Problem details: Produce an exact copy of all the data below, dropping every image.

(Dataset listings of figures)
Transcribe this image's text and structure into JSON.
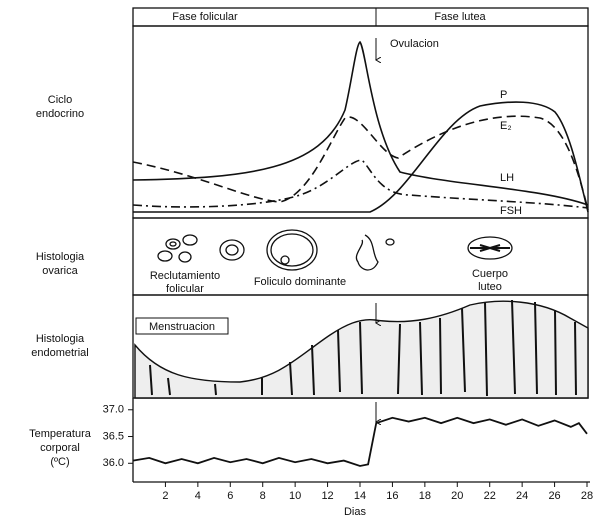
{
  "header": {
    "phase_follicular": "Fase folicular",
    "phase_luteal": "Fase lutea"
  },
  "row_labels": [
    [
      "Ciclo",
      "endocrino"
    ],
    [
      "Histologia",
      "ovarica"
    ],
    [
      "Histologia",
      "endometrial"
    ],
    [
      "Temperatura",
      "corporal",
      "(ºC)"
    ]
  ],
  "endocrine": {
    "ovulation": "Ovulacion",
    "hormones": [
      "P",
      "E₂",
      "LH",
      "FSH"
    ]
  },
  "ovary": {
    "labels": [
      [
        "Reclutamiento",
        "folicular"
      ],
      [
        "Foliculo dominante"
      ],
      [
        "Cuerpo",
        "luteo"
      ]
    ]
  },
  "endometrium": {
    "label": "Menstruacion"
  },
  "temperature": {
    "x": [
      0,
      1,
      2,
      3,
      4,
      5,
      6,
      7,
      8,
      9,
      10,
      11,
      12,
      13,
      14,
      14.5,
      15,
      16,
      17,
      18,
      19,
      20,
      21,
      22,
      23,
      24,
      25,
      26,
      27,
      27.5,
      28
    ],
    "values": [
      36.05,
      36.1,
      36.0,
      36.08,
      36.0,
      36.1,
      36.02,
      36.08,
      36.0,
      36.1,
      36.02,
      36.08,
      36.0,
      36.05,
      35.95,
      35.98,
      36.75,
      36.85,
      36.78,
      36.85,
      36.75,
      36.85,
      36.75,
      36.82,
      36.72,
      36.82,
      36.7,
      36.8,
      36.68,
      36.75,
      36.55
    ],
    "xlim": [
      0,
      28
    ],
    "ylim": [
      35.65,
      37.22
    ],
    "xticks": [
      2,
      4,
      6,
      8,
      10,
      12,
      14,
      16,
      18,
      20,
      22,
      24,
      26,
      28
    ],
    "yticks": [
      {
        "value": 37,
        "label": "37.0"
      },
      {
        "value": 36.5,
        "label": "36.5"
      },
      {
        "value": 36,
        "label": "36.0"
      }
    ],
    "xlabel": "Dias"
  }
}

Completed exercise:
Transcribe this image's text and structure into JSON.
{
  "header": {
    "phase_follicular": "Fase folicular",
    "phase_luteal": "Fase lutea"
  },
  "row_labels": [
    [
      "Ciclo",
      "endocrino"
    ],
    [
      "Histologia",
      "ovarica"
    ],
    [
      "Histologia",
      "endometrial"
    ],
    [
      "Temperatura",
      "corporal",
      "(ºC)"
    ]
  ],
  "endocrine": {
    "ovulation": "Ovulacion",
    "hormones": [
      "P",
      "E₂",
      "LH",
      "FSH"
    ]
  },
  "ovary": {
    "labels": [
      [
        "Reclutamiento",
        "folicular"
      ],
      [
        "Foliculo dominante"
      ],
      [
        "Cuerpo",
        "luteo"
      ]
    ]
  },
  "endometrium": {
    "label": "Menstruacion"
  },
  "temperature": {
    "x": [
      0,
      1,
      2,
      3,
      4,
      5,
      6,
      7,
      8,
      9,
      10,
      11,
      12,
      13,
      14,
      14.5,
      15,
      16,
      17,
      18,
      19,
      20,
      21,
      22,
      23,
      24,
      25,
      26,
      27,
      27.5,
      28
    ],
    "values": [
      36.05,
      36.1,
      36.0,
      36.08,
      36.0,
      36.1,
      36.02,
      36.08,
      36.0,
      36.1,
      36.02,
      36.08,
      36.0,
      36.05,
      35.95,
      35.98,
      36.75,
      36.85,
      36.78,
      36.85,
      36.75,
      36.85,
      36.75,
      36.82,
      36.72,
      36.82,
      36.7,
      36.8,
      36.68,
      36.75,
      36.55
    ],
    "xlim": [
      0,
      28
    ],
    "ylim": [
      35.65,
      37.22
    ],
    "xticks": [
      2,
      4,
      6,
      8,
      10,
      12,
      14,
      16,
      18,
      20,
      22,
      24,
      26,
      28
    ],
    "yticks": [
      {
        "value": 37,
        "label": "37.0"
      },
      {
        "value": 36.5,
        "label": "36.5"
      },
      {
        "value": 36,
        "label": "36.0"
      }
    ],
    "xlabel": "Dias"
  }
}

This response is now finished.